What is needed
Where a line of the material contains the string "caption", copy that line.
━━━━━━
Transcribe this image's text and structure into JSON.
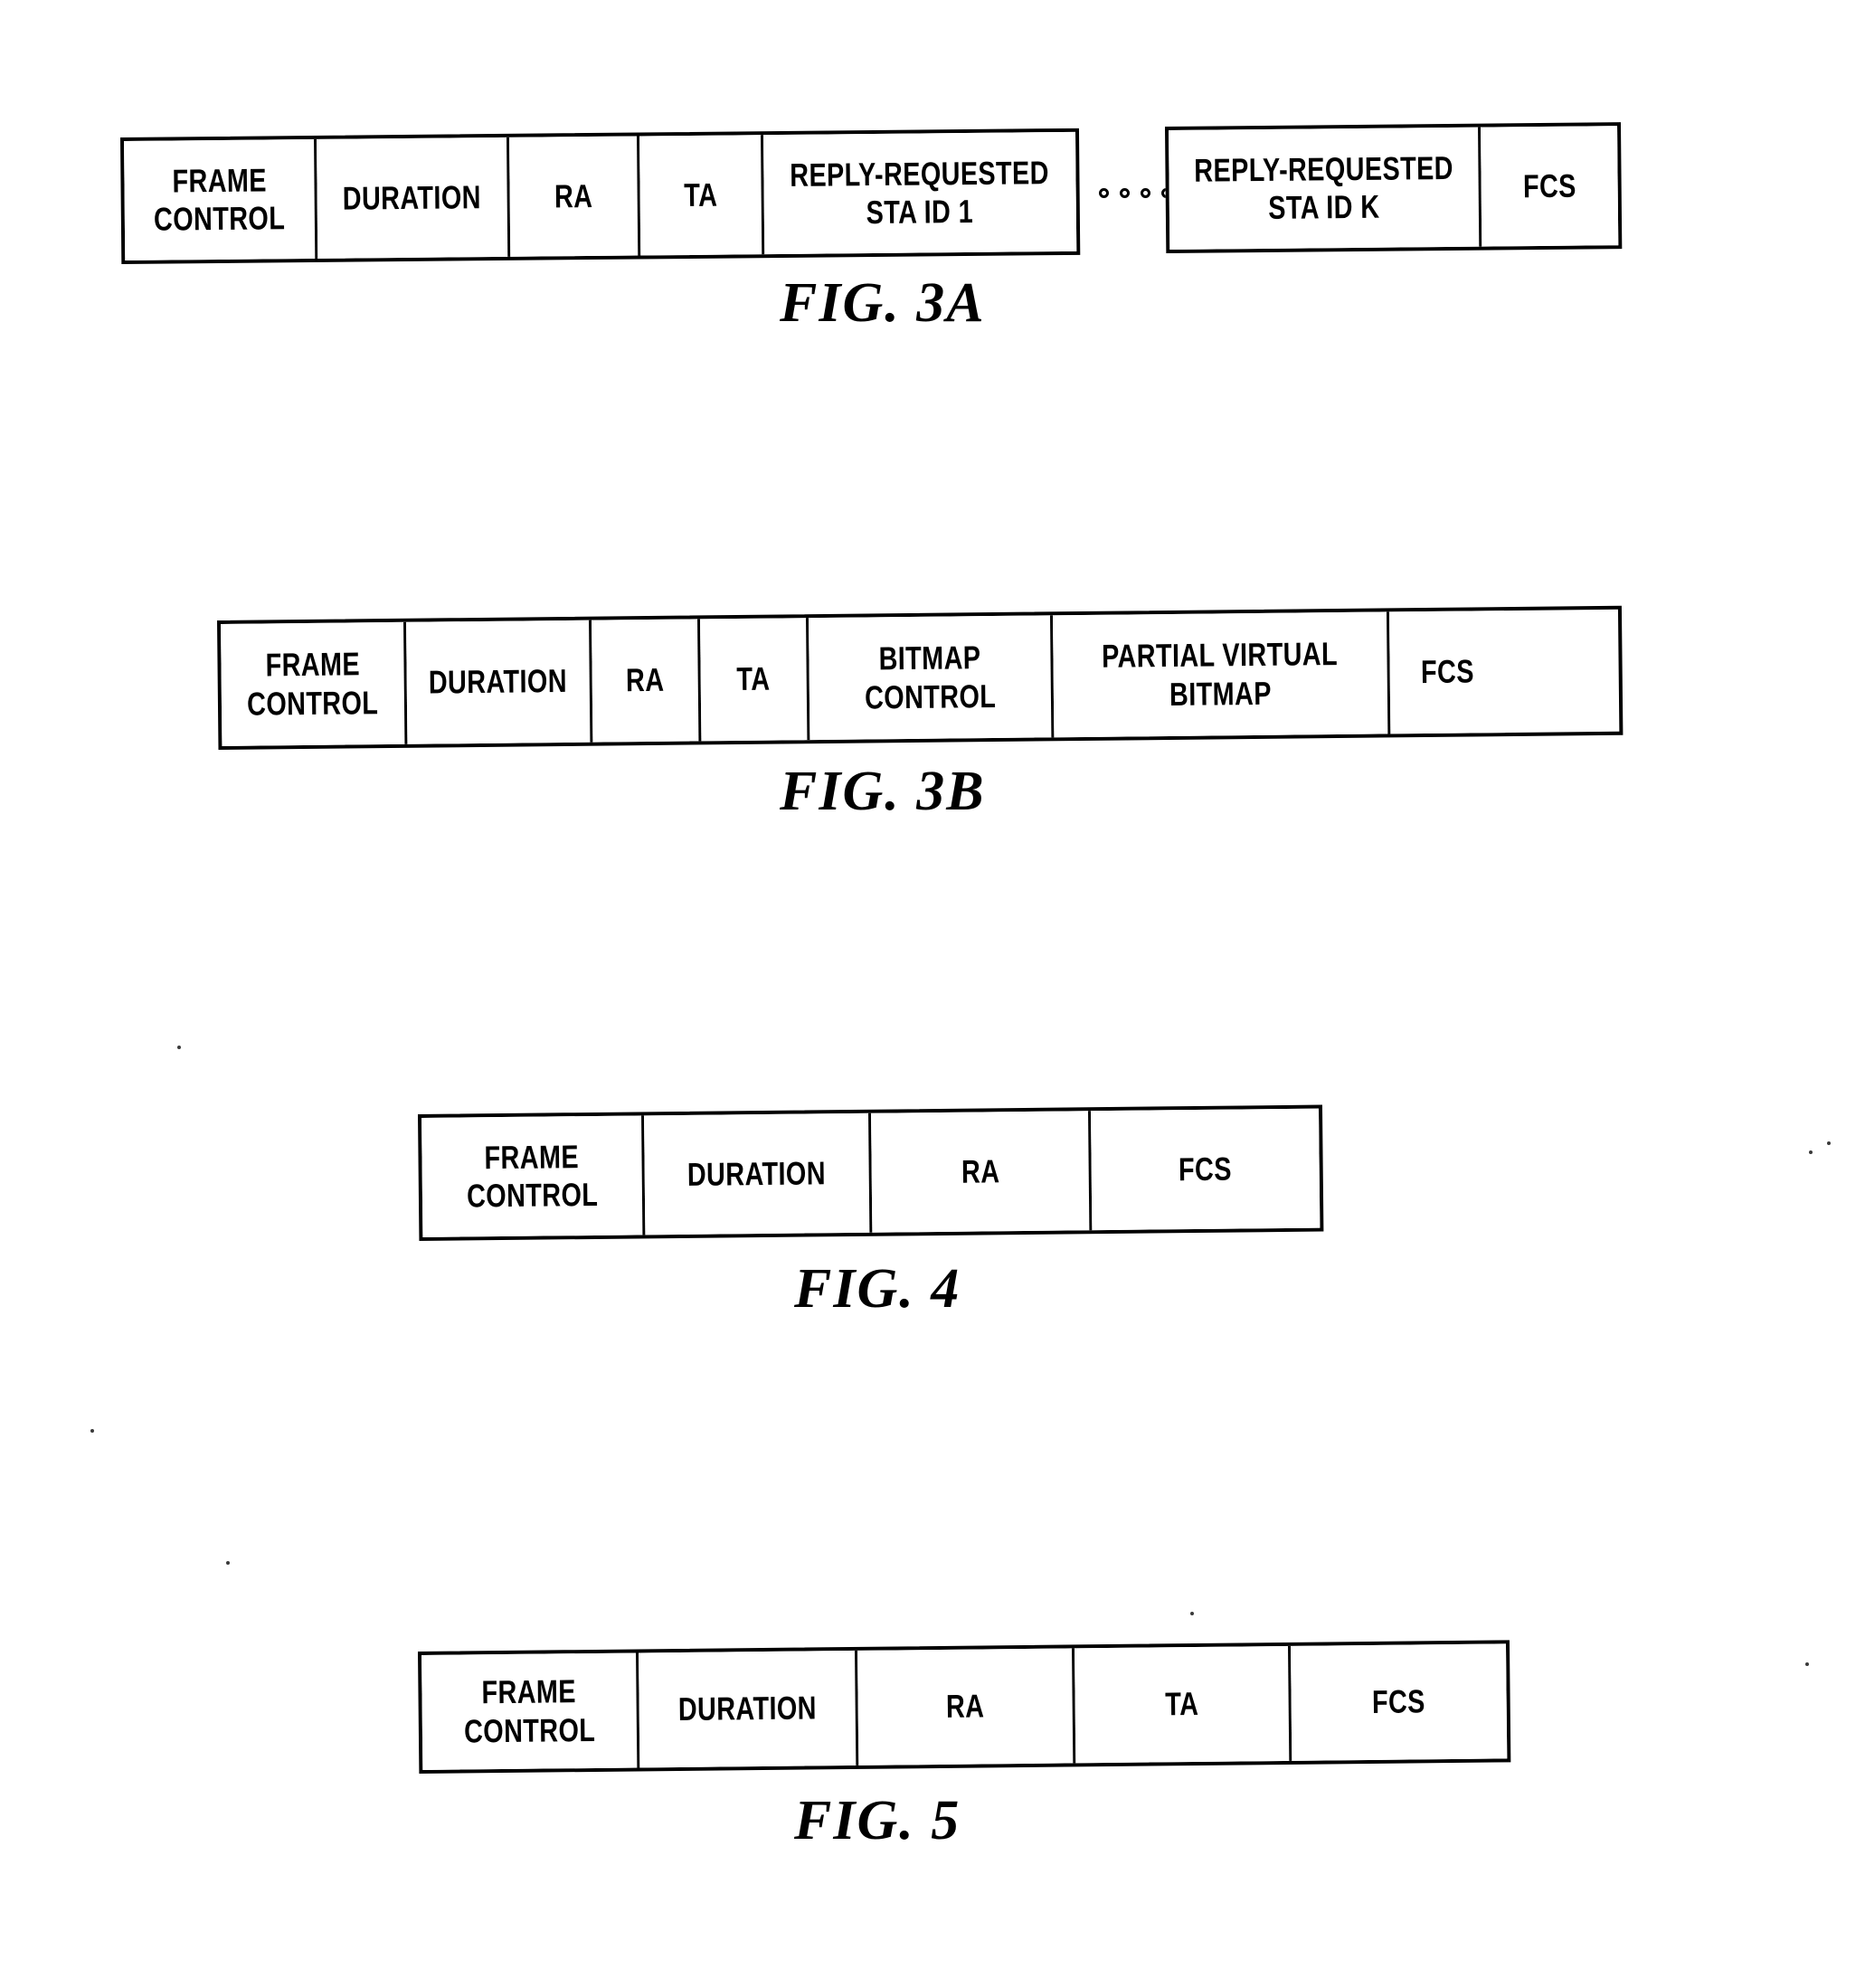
{
  "document": {
    "type": "patent-drawing-sheet",
    "figures": [
      {
        "id": "fig-3a",
        "caption": "FIG. 3A",
        "fragments": [
          {
            "id": "fig-3a-part-1",
            "cells": [
              {
                "lines": [
                  "FRAME",
                  "CONTROL"
                ]
              },
              {
                "lines": [
                  "DURATION"
                ]
              },
              {
                "lines": [
                  "RA"
                ]
              },
              {
                "lines": [
                  "TA"
                ]
              },
              {
                "lines": [
                  "REPLY-REQUESTED",
                  "STA ID 1"
                ]
              }
            ]
          },
          {
            "id": "fig-3a-part-2",
            "cells": [
              {
                "lines": [
                  "REPLY-REQUESTED",
                  "STA ID K"
                ]
              },
              {
                "lines": [
                  "FCS"
                ]
              }
            ]
          }
        ],
        "separator": {
          "kind": "ellipsis",
          "dot_count": 4
        }
      },
      {
        "id": "fig-3b",
        "caption": "FIG. 3B",
        "fragments": [
          {
            "id": "fig-3b-part-1",
            "cells": [
              {
                "lines": [
                  "FRAME",
                  "CONTROL"
                ]
              },
              {
                "lines": [
                  "DURATION"
                ]
              },
              {
                "lines": [
                  "RA"
                ]
              },
              {
                "lines": [
                  "TA"
                ]
              },
              {
                "lines": [
                  "BITMAP",
                  "CONTROL"
                ]
              },
              {
                "lines": [
                  "PARTIAL VIRTUAL",
                  "BITMAP"
                ]
              },
              {
                "lines": [
                  "FCS"
                ]
              }
            ]
          }
        ]
      },
      {
        "id": "fig-4",
        "caption": "FIG. 4",
        "fragments": [
          {
            "id": "fig-4-part-1",
            "cells": [
              {
                "lines": [
                  "FRAME",
                  "CONTROL"
                ]
              },
              {
                "lines": [
                  "DURATION"
                ]
              },
              {
                "lines": [
                  "RA"
                ]
              },
              {
                "lines": [
                  "FCS"
                ]
              }
            ]
          }
        ]
      },
      {
        "id": "fig-5",
        "caption": "FIG. 5",
        "fragments": [
          {
            "id": "fig-5-part-1",
            "cells": [
              {
                "lines": [
                  "FRAME",
                  "CONTROL"
                ]
              },
              {
                "lines": [
                  "DURATION"
                ]
              },
              {
                "lines": [
                  "RA"
                ]
              },
              {
                "lines": [
                  "TA"
                ]
              },
              {
                "lines": [
                  "FCS"
                ]
              }
            ]
          }
        ]
      }
    ]
  },
  "colors": {
    "ink": "#000000",
    "paper": "#ffffff"
  }
}
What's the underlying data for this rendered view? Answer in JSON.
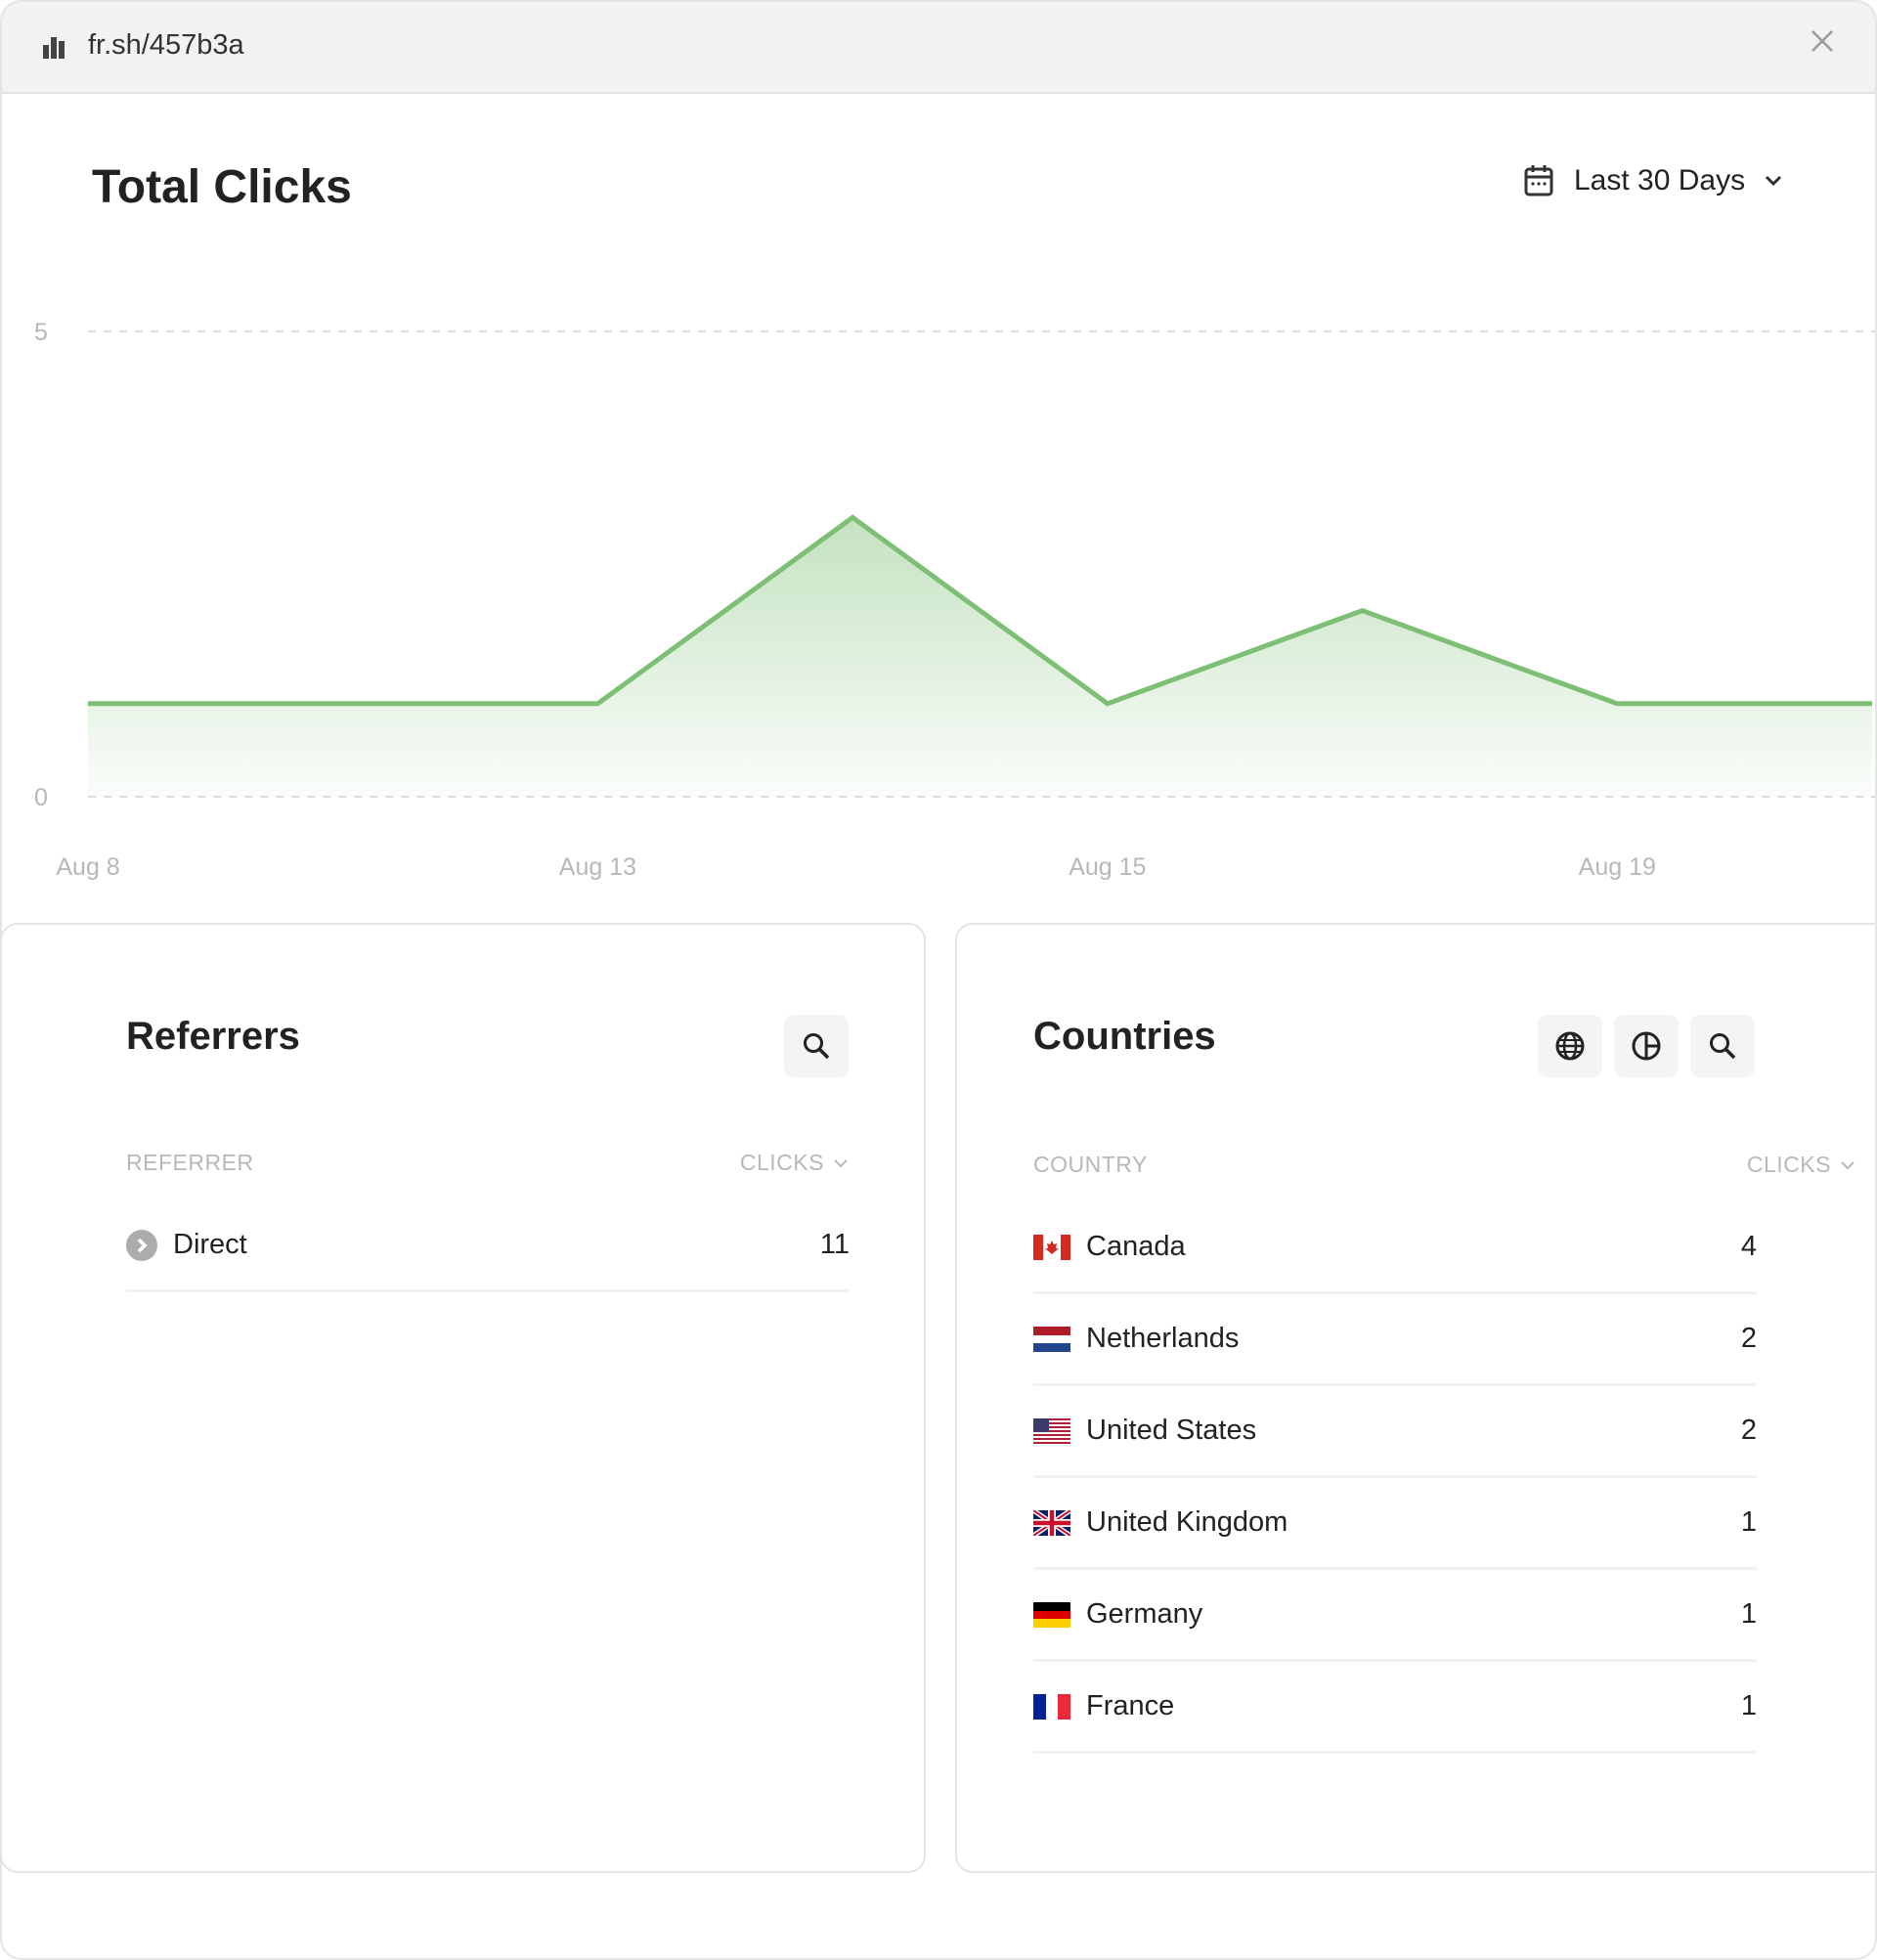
{
  "window": {
    "url": "fr.sh/457b3a",
    "logo_icon": "bar-chart-icon",
    "close_icon": "close-icon"
  },
  "header": {
    "title": "Total Clicks",
    "date_range": "Last 30 Days"
  },
  "chart_data": {
    "type": "area",
    "title": "",
    "xlabel": "",
    "ylabel": "",
    "categories": [
      "Aug 8",
      "",
      "Aug 13",
      "",
      "Aug 15",
      "",
      "Aug 19",
      ""
    ],
    "x_tick_labels": [
      "Aug 8",
      "Aug 13",
      "Aug 15",
      "Aug 19"
    ],
    "y_tick_labels": [
      "5",
      "0"
    ],
    "values": [
      1,
      1,
      1,
      3,
      1,
      2,
      1,
      1
    ],
    "ylim": [
      0,
      5
    ],
    "grid": "dashed horizontal",
    "color": "#7dbf74"
  },
  "referrers": {
    "title": "Referrers",
    "col_name": "REFERRER",
    "col_value": "CLICKS",
    "rows": [
      {
        "name": "Direct",
        "clicks": "11",
        "icon": "chevron-right-circle-icon"
      }
    ]
  },
  "countries": {
    "title": "Countries",
    "col_name": "COUNTRY",
    "col_value": "CLICKS",
    "rows": [
      {
        "name": "Canada",
        "clicks": "4",
        "flag": "ca"
      },
      {
        "name": "Netherlands",
        "clicks": "2",
        "flag": "nl"
      },
      {
        "name": "United States",
        "clicks": "2",
        "flag": "us"
      },
      {
        "name": "United Kingdom",
        "clicks": "1",
        "flag": "gb"
      },
      {
        "name": "Germany",
        "clicks": "1",
        "flag": "de"
      },
      {
        "name": "France",
        "clicks": "1",
        "flag": "fr"
      }
    ]
  }
}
━━━━━━
Answer below
        "caption": "FIG. 3A",
        "caption": "FIG. 3B",
        "caption": "FIG. 4",
        "caption": "FIG. 5",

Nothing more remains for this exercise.